- _REQUEST_
From the entries below, gather each line containing the word "value".

- _INPUT FOR THIS TASK_
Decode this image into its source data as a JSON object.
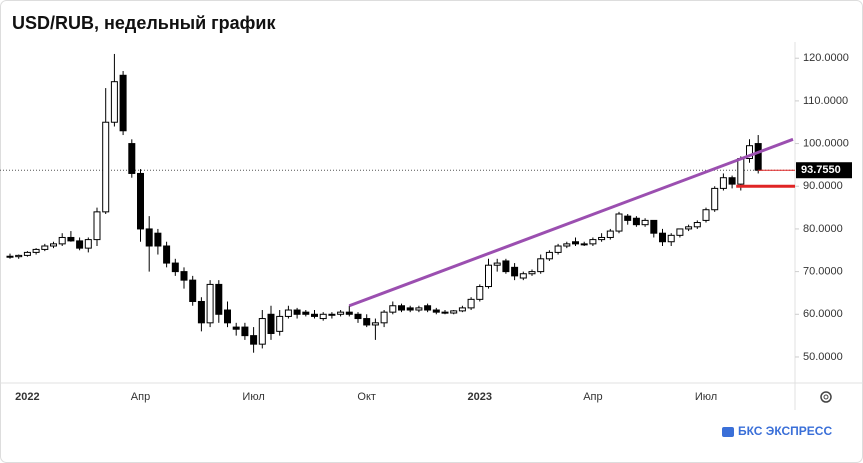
{
  "chart_data": {
    "type": "candlestick",
    "title": "USD/RUB, недельный график",
    "brand": "БКС ЭКСПРЕСС",
    "categories": [
      null,
      null,
      "2022",
      null,
      null,
      null,
      null,
      null,
      null,
      null,
      null,
      null,
      null,
      null,
      null,
      "Апр",
      null,
      null,
      null,
      null,
      null,
      null,
      null,
      null,
      null,
      null,
      null,
      null,
      "Июл",
      null,
      null,
      null,
      null,
      null,
      null,
      null,
      null,
      null,
      null,
      null,
      null,
      "Окт",
      null,
      null,
      null,
      null,
      null,
      null,
      null,
      null,
      null,
      null,
      null,
      null,
      "2023",
      null,
      null,
      null,
      null,
      null,
      null,
      null,
      null,
      null,
      null,
      null,
      null,
      "Апр",
      null,
      null,
      null,
      null,
      null,
      null,
      null,
      null,
      null,
      null,
      null,
      null,
      "Июл",
      null,
      null,
      null,
      null,
      null,
      null
    ],
    "open": [
      73.6,
      73.5,
      73.8,
      74.5,
      75.2,
      76.0,
      76.5,
      78.0,
      77.2,
      75.5,
      77.5,
      84.0,
      105.0,
      116.0,
      100.0,
      93.0,
      80.0,
      79.0,
      76.0,
      72.0,
      70.0,
      68.0,
      63.0,
      58.0,
      67.0,
      61.0,
      57.0,
      57.0,
      55.0,
      53.0,
      60.0,
      56.0,
      59.5,
      61.0,
      60.5,
      60.0,
      59.0,
      60.0,
      60.0,
      60.5,
      60.0,
      59.0,
      57.5,
      58.0,
      60.5,
      62.0,
      61.5,
      61.0,
      62.0,
      61.0,
      60.5,
      60.3,
      60.8,
      61.5,
      63.5,
      66.5,
      71.5,
      72.5,
      71.0,
      68.5,
      69.5,
      70.0,
      73.0,
      74.5,
      76.0,
      77.0,
      76.5,
      76.5,
      77.5,
      78.0,
      79.5,
      83.0,
      82.5,
      81.0,
      82.0,
      79.0,
      77.0,
      78.5,
      80.0,
      80.5,
      82.0,
      84.5,
      89.5,
      92.0,
      90.5,
      96.5,
      100.0
    ],
    "high": [
      74.2,
      74.0,
      74.8,
      75.5,
      76.5,
      77.0,
      79.0,
      79.5,
      78.0,
      78.0,
      85.0,
      113.0,
      121.0,
      117.0,
      101.0,
      94.0,
      83.0,
      80.0,
      77.0,
      73.0,
      71.0,
      69.0,
      64.0,
      68.0,
      68.0,
      63.0,
      58.0,
      58.0,
      57.0,
      61.0,
      62.0,
      61.0,
      62.0,
      61.5,
      61.0,
      61.0,
      60.5,
      60.5,
      61.0,
      62.0,
      60.5,
      60.0,
      59.0,
      61.0,
      63.0,
      62.5,
      62.0,
      62.0,
      62.5,
      61.5,
      61.0,
      61.0,
      62.0,
      64.0,
      67.0,
      73.0,
      73.0,
      73.0,
      72.0,
      70.0,
      70.5,
      74.0,
      75.0,
      76.5,
      77.0,
      78.0,
      77.0,
      78.0,
      79.0,
      80.0,
      84.0,
      83.5,
      83.0,
      82.5,
      82.0,
      80.0,
      79.0,
      80.0,
      81.0,
      82.0,
      85.0,
      90.0,
      93.0,
      92.5,
      97.0,
      101.0,
      102.0
    ],
    "low": [
      73.0,
      73.0,
      73.5,
      74.0,
      74.8,
      75.5,
      76.0,
      77.0,
      75.0,
      74.5,
      76.0,
      83.5,
      104.0,
      102.0,
      92.0,
      77.0,
      70.0,
      74.0,
      71.0,
      69.0,
      66.0,
      62.0,
      56.0,
      57.0,
      58.0,
      57.0,
      55.0,
      54.0,
      51.0,
      52.0,
      54.0,
      55.0,
      59.0,
      59.0,
      59.5,
      59.0,
      58.5,
      59.0,
      59.5,
      59.5,
      58.0,
      57.0,
      54.0,
      57.0,
      60.0,
      60.5,
      60.5,
      60.5,
      60.5,
      60.0,
      60.0,
      60.0,
      60.5,
      61.0,
      63.0,
      66.0,
      70.0,
      69.5,
      68.0,
      68.0,
      69.0,
      69.5,
      72.5,
      74.0,
      75.5,
      76.0,
      76.0,
      76.0,
      77.0,
      77.5,
      79.0,
      81.0,
      80.5,
      80.5,
      78.0,
      76.0,
      76.0,
      78.0,
      79.5,
      80.0,
      81.5,
      84.0,
      89.0,
      89.5,
      89.0,
      95.5,
      93.0
    ],
    "close": [
      73.5,
      73.8,
      74.5,
      75.2,
      76.0,
      76.5,
      78.0,
      77.2,
      75.5,
      77.5,
      84.0,
      105.0,
      114.5,
      103.0,
      93.0,
      80.0,
      76.0,
      76.0,
      72.0,
      70.0,
      68.0,
      63.0,
      58.0,
      67.0,
      60.0,
      58.0,
      56.5,
      55.0,
      53.0,
      59.0,
      55.5,
      59.5,
      61.0,
      60.0,
      60.0,
      59.5,
      60.0,
      60.0,
      60.5,
      60.0,
      59.0,
      57.5,
      58.0,
      60.5,
      62.0,
      61.0,
      61.0,
      61.5,
      61.0,
      60.5,
      60.3,
      60.8,
      61.5,
      63.5,
      66.5,
      71.5,
      72.0,
      70.0,
      69.0,
      69.5,
      70.0,
      73.0,
      74.5,
      76.0,
      76.5,
      76.5,
      76.5,
      77.5,
      78.0,
      79.5,
      83.5,
      82.0,
      81.0,
      82.0,
      79.0,
      77.0,
      78.5,
      80.0,
      80.5,
      81.5,
      84.5,
      89.5,
      92.0,
      90.5,
      96.5,
      99.5,
      93.755
    ],
    "last_close_label": "93.7550",
    "up_color": "#ffffff",
    "down_color": "#000000",
    "trendline": {
      "color": "#9b4fb0",
      "points": [
        [
          39,
          62.0
        ],
        [
          90,
          101.0
        ]
      ]
    },
    "levels": [
      {
        "value": 90,
        "color": "#e02424"
      }
    ],
    "ylim": [
      43.9,
      123.8
    ],
    "yticks": [
      {
        "value": 50,
        "label": "50.0000"
      },
      {
        "value": 60,
        "label": "60.0000"
      },
      {
        "value": 70,
        "label": "70.0000"
      },
      {
        "value": 80,
        "label": "80.0000"
      },
      {
        "value": 90,
        "label": "90.0000"
      },
      {
        "value": 100,
        "label": "100.0000"
      },
      {
        "value": 110,
        "label": "110.0000"
      },
      {
        "value": 120,
        "label": "120.0000"
      }
    ],
    "grid": false
  }
}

- _REPLY_
        "value": 90,
        "value": 50,
        "value": 60,
        "value": 70,
        "value": 80,
        "value": 90,
        "value": 100,
        "value": 110,
        "value": 120,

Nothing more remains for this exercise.